• _Task to carry out_:
Find each line with the string "Purchases" and copy it.
── Entries shown
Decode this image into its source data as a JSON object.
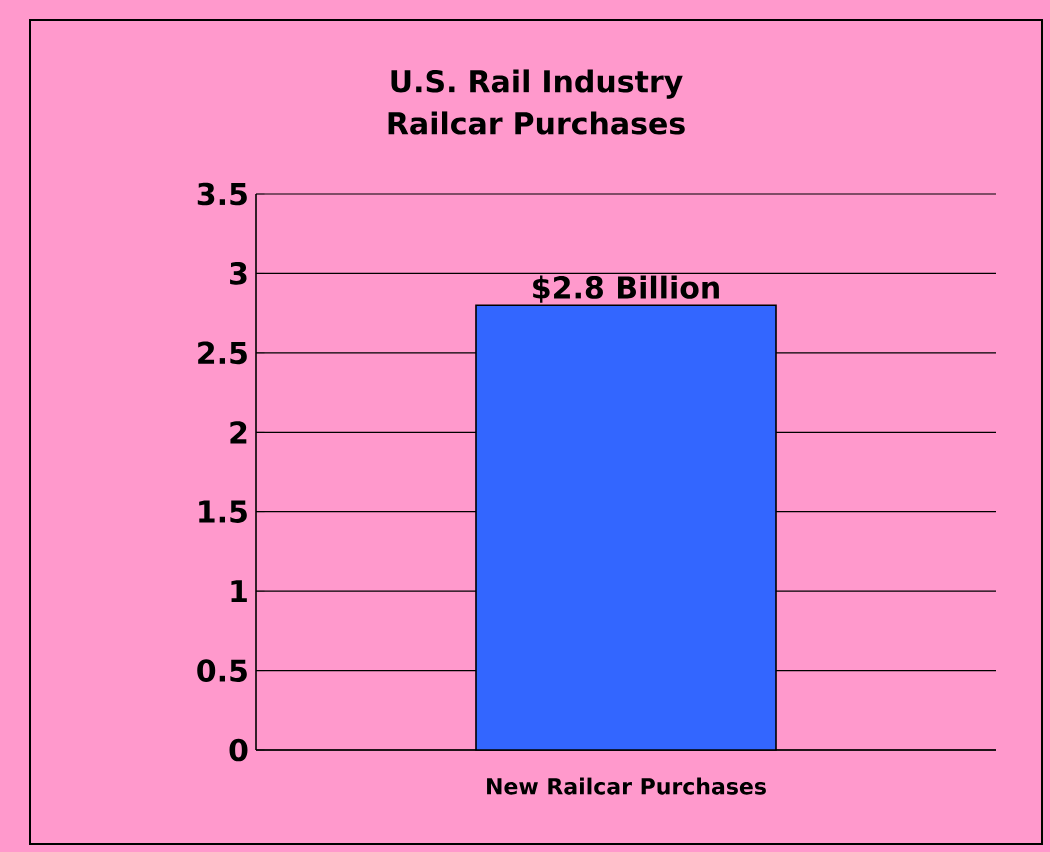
{
  "chart_data": {
    "type": "bar",
    "title": "U.S. Rail Industry Railcar Purchases",
    "categories": [
      "New Railcar Purchases"
    ],
    "values": [
      2.8
    ],
    "value_labels": [
      "$2.8 Billion"
    ],
    "color": "#3366ff",
    "ylim": [
      0,
      3.5
    ],
    "yticks": [
      0,
      0.5,
      1,
      1.5,
      2,
      2.5,
      3,
      3.5
    ],
    "grid": "y"
  }
}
────
• _Exercise output_:
    "title": "U.S. Rail Industry Railcar Purchases",
      "New Railcar Purchases"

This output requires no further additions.